▶ _Entries with figure data_
____________
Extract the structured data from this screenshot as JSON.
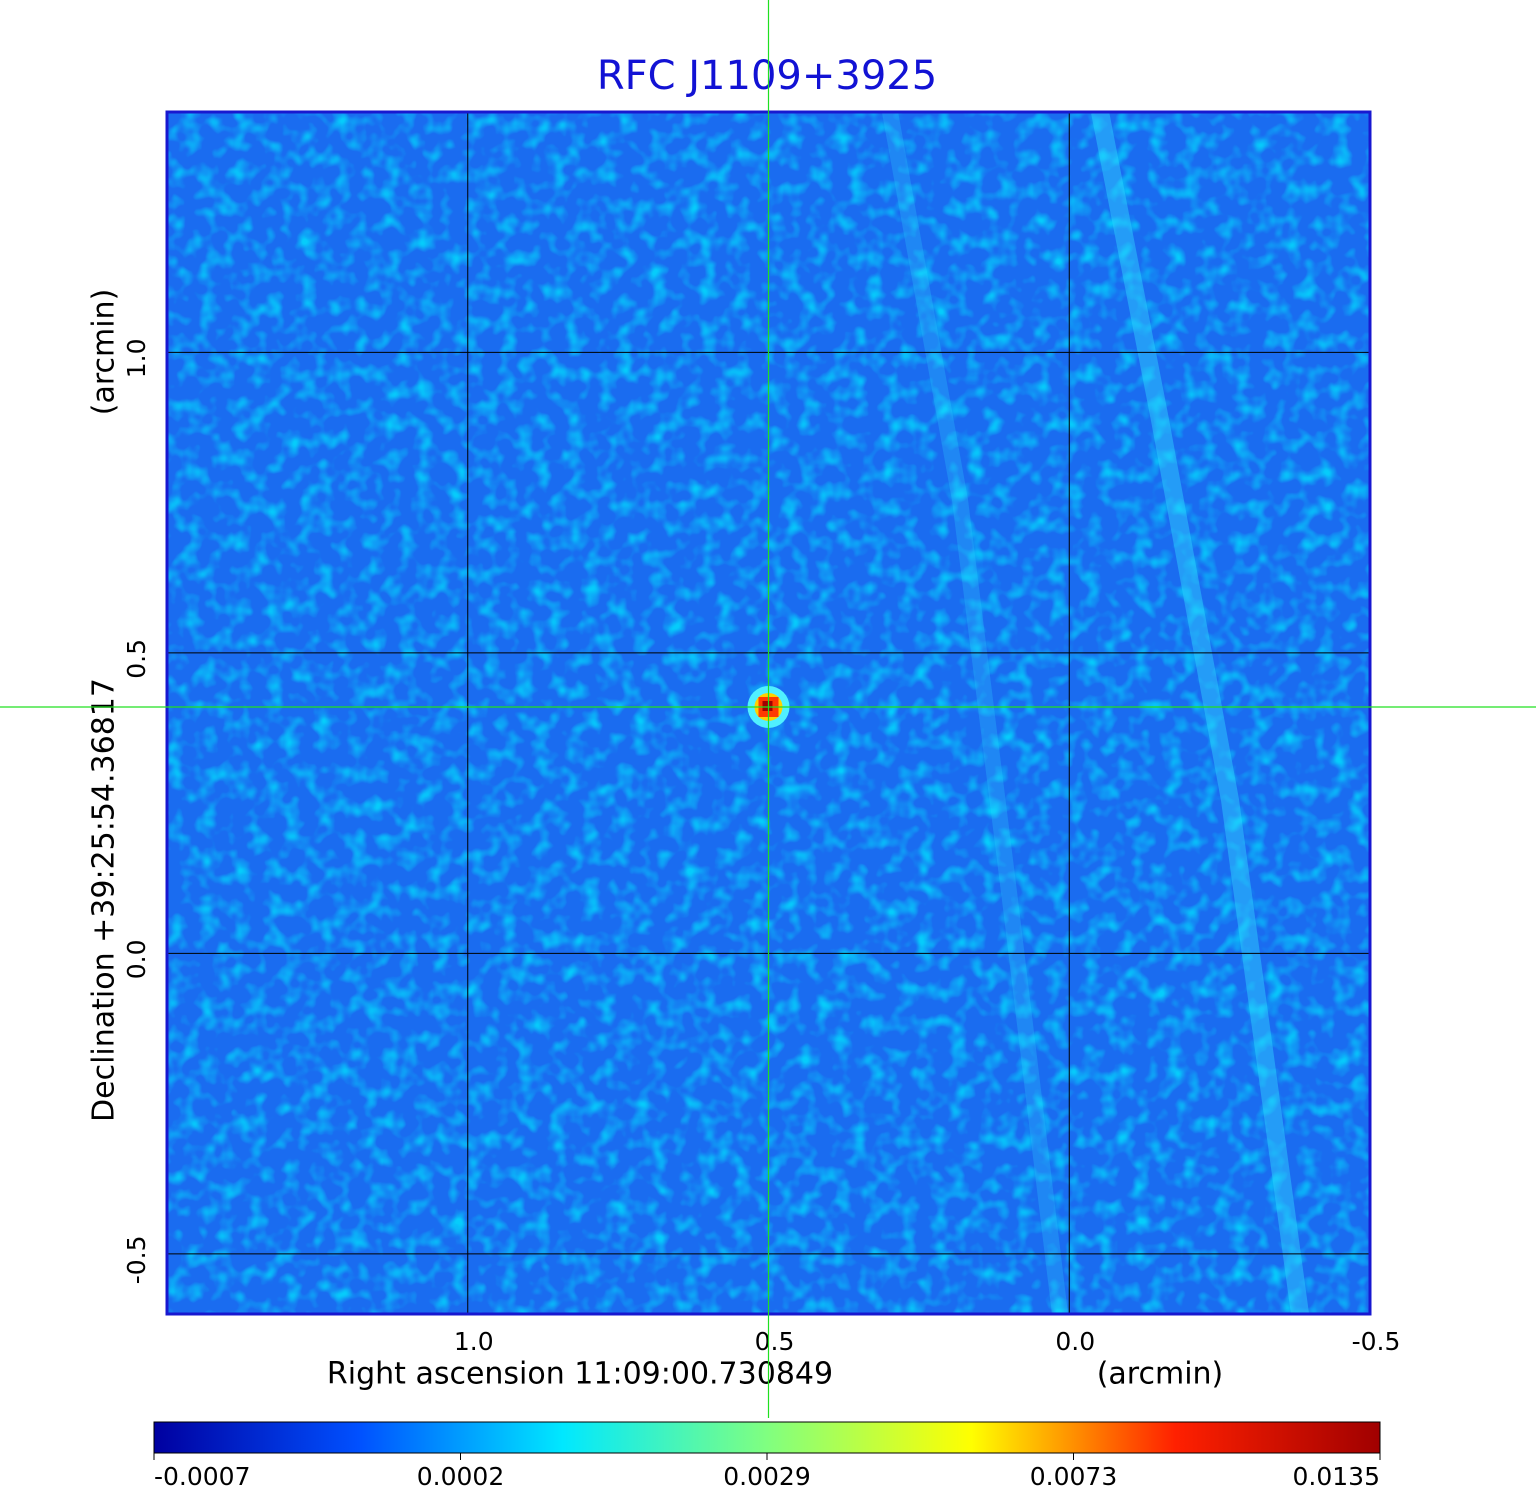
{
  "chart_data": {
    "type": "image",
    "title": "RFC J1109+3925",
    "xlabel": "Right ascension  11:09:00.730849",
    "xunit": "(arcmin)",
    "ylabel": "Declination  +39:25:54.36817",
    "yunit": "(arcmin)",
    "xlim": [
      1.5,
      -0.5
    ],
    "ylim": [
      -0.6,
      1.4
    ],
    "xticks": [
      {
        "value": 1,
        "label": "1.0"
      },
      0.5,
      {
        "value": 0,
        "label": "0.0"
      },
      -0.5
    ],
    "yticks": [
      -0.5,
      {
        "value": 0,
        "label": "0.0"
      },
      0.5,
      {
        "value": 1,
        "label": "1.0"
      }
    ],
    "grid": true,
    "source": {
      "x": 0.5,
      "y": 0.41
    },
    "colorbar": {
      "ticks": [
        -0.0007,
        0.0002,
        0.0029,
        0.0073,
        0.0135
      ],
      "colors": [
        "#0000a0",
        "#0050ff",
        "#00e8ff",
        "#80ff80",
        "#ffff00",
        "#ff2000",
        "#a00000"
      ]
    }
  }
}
____________
▶ _Goal_
Leave out the pictures and copy everything else in the records word for word.

▶ _Answer to this task_
Extract the structured data from this screenshot as JSON.
{
  "chart_data": {
    "type": "image",
    "title": "RFC J1109+3925",
    "xlabel": "Right ascension  11:09:00.730849",
    "xunit": "(arcmin)",
    "ylabel": "Declination  +39:25:54.36817",
    "yunit": "(arcmin)",
    "xlim": [
      1.5,
      -0.5
    ],
    "ylim": [
      -0.6,
      1.4
    ],
    "xticks": [
      {
        "value": 1,
        "label": "1.0"
      },
      0.5,
      {
        "value": 0,
        "label": "0.0"
      },
      -0.5
    ],
    "yticks": [
      -0.5,
      {
        "value": 0,
        "label": "0.0"
      },
      0.5,
      {
        "value": 1,
        "label": "1.0"
      }
    ],
    "grid": true,
    "source": {
      "x": 0.5,
      "y": 0.41
    },
    "colorbar": {
      "ticks": [
        -0.0007,
        0.0002,
        0.0029,
        0.0073,
        0.0135
      ],
      "colors": [
        "#0000a0",
        "#0050ff",
        "#00e8ff",
        "#80ff80",
        "#ffff00",
        "#ff2000",
        "#a00000"
      ]
    }
  }
}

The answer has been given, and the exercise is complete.